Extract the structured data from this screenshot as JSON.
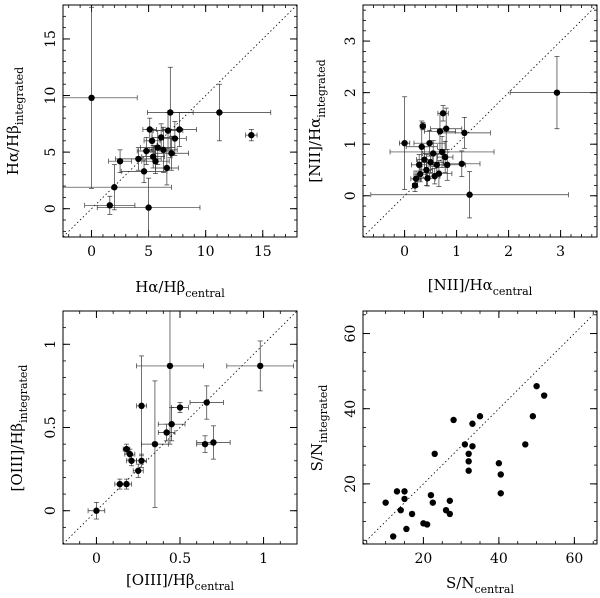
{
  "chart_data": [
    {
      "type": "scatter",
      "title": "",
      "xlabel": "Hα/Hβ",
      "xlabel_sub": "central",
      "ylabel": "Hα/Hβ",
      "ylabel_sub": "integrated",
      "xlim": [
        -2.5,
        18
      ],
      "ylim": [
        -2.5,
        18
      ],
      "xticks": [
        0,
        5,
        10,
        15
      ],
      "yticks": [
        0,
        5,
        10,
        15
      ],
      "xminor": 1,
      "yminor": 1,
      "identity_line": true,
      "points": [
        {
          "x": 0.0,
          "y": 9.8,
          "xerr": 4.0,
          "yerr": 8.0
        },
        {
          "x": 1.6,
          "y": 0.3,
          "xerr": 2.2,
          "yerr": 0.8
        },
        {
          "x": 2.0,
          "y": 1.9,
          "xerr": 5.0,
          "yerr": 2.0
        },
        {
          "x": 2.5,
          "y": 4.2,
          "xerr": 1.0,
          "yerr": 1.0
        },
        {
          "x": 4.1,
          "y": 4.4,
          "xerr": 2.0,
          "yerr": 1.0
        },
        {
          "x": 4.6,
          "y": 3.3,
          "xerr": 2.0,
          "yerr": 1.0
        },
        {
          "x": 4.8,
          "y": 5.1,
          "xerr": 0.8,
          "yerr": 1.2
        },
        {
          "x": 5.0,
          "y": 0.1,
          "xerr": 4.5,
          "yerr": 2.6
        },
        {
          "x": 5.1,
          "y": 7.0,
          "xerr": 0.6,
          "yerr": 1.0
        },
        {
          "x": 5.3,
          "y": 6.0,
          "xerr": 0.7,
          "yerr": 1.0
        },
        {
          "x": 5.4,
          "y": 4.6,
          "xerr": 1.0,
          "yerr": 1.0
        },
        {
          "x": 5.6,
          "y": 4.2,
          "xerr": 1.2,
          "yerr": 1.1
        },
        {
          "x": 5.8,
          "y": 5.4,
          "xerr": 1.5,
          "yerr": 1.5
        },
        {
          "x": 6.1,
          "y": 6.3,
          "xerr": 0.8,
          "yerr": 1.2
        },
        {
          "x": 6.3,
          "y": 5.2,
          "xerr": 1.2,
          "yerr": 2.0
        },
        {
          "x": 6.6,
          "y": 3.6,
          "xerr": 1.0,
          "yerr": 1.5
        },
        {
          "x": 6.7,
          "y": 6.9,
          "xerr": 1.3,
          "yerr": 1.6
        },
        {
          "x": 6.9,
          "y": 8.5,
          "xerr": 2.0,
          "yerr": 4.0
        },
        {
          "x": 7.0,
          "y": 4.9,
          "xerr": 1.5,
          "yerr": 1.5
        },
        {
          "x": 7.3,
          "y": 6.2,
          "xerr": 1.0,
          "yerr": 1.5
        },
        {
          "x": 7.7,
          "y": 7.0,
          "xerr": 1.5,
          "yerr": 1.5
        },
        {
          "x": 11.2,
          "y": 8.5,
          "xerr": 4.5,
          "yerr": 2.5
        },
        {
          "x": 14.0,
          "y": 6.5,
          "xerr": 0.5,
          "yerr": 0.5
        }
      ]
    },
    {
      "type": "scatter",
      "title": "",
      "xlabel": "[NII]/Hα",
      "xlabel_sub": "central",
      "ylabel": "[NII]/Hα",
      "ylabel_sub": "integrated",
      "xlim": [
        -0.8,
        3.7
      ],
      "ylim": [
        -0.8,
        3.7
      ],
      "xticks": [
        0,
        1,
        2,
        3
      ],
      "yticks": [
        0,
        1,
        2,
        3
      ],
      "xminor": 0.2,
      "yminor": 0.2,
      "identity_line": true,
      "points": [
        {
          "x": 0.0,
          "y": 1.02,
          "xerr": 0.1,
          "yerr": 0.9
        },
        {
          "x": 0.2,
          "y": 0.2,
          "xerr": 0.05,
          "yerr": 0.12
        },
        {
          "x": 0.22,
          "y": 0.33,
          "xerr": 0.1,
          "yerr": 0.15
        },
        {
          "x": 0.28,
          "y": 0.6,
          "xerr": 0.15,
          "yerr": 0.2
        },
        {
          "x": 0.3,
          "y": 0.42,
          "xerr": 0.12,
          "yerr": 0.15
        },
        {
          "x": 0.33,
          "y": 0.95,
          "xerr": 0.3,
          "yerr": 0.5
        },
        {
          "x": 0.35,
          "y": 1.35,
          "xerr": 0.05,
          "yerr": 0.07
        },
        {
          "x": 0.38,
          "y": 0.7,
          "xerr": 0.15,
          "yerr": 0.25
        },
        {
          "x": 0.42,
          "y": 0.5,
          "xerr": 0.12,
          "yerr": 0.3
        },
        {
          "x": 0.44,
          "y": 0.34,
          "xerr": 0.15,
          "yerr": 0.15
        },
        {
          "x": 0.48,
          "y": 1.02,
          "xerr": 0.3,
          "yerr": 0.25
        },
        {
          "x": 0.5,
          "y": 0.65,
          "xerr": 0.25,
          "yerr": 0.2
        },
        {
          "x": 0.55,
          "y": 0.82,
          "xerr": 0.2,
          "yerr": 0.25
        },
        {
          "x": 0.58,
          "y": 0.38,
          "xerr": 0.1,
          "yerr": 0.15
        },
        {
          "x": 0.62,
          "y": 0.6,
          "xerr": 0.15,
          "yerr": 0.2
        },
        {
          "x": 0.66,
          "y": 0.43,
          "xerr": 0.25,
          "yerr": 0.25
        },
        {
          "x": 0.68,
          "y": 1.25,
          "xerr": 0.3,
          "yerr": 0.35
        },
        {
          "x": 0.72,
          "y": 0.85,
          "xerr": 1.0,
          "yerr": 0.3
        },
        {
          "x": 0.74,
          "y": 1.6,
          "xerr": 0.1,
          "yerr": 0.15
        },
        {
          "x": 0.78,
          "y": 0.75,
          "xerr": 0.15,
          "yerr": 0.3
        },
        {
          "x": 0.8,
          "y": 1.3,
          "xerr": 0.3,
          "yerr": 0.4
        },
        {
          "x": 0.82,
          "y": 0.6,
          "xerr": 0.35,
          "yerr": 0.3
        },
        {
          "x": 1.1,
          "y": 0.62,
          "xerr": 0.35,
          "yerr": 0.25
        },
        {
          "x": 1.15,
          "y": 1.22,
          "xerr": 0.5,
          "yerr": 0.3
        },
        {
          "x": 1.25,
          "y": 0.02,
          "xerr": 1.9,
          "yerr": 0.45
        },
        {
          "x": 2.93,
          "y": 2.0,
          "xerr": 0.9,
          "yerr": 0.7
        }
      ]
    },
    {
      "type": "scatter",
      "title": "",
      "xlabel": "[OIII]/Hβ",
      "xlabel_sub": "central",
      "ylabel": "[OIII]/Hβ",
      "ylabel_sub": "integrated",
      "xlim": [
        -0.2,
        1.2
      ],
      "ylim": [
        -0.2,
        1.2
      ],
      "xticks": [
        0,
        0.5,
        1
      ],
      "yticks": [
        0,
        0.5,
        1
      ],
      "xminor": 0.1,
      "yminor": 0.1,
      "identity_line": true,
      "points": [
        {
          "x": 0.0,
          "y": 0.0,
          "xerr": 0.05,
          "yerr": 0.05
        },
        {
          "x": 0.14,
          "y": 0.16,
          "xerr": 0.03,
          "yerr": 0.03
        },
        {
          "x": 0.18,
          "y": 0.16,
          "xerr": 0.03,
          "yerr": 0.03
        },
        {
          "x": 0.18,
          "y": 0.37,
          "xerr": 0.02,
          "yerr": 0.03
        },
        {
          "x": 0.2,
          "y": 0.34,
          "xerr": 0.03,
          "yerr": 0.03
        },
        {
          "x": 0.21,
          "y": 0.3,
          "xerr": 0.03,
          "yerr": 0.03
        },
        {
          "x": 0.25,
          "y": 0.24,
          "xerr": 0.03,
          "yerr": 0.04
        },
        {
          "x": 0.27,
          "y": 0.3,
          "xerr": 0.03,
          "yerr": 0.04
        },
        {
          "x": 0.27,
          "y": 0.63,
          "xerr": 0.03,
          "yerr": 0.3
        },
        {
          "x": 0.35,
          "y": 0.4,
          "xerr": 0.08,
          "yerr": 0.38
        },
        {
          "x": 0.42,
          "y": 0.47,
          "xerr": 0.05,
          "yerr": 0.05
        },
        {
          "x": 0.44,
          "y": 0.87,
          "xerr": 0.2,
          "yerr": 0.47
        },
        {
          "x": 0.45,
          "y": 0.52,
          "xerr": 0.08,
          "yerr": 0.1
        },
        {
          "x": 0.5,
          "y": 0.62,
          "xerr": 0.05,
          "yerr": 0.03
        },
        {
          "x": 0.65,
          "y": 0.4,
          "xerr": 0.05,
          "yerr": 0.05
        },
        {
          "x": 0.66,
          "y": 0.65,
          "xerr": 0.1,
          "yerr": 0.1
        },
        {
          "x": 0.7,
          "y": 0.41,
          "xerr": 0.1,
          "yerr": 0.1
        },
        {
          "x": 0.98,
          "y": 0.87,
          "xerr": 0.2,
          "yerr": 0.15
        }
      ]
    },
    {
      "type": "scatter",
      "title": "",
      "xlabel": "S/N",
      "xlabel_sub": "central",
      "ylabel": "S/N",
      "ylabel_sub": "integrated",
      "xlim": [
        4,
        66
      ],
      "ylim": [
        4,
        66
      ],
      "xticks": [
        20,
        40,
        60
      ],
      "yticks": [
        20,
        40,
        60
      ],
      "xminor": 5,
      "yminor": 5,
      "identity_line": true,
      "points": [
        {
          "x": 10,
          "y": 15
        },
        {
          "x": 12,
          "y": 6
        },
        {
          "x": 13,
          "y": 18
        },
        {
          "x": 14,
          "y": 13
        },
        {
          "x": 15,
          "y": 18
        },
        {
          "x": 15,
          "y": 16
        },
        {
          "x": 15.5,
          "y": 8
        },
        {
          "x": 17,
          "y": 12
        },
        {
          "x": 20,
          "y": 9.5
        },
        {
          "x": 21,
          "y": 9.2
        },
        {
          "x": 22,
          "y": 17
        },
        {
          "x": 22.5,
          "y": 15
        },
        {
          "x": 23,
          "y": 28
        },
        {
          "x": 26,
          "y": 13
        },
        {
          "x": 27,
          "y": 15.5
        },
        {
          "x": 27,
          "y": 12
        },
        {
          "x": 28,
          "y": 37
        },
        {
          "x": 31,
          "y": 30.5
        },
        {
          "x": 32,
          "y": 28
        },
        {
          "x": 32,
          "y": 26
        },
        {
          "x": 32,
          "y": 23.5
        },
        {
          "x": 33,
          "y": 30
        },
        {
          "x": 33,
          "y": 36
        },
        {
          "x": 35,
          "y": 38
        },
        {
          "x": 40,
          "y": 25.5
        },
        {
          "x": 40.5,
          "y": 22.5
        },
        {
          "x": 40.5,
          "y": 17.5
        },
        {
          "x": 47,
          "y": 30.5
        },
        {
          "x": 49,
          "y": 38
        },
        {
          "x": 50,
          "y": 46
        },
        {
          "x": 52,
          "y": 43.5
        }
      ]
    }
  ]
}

Given instruction>
Only lines with "xminor" are wanted here; list each of them.

In response>
      "xminor": 1,
      "xminor": 0.2,
      "xminor": 0.1,
      "xminor": 5,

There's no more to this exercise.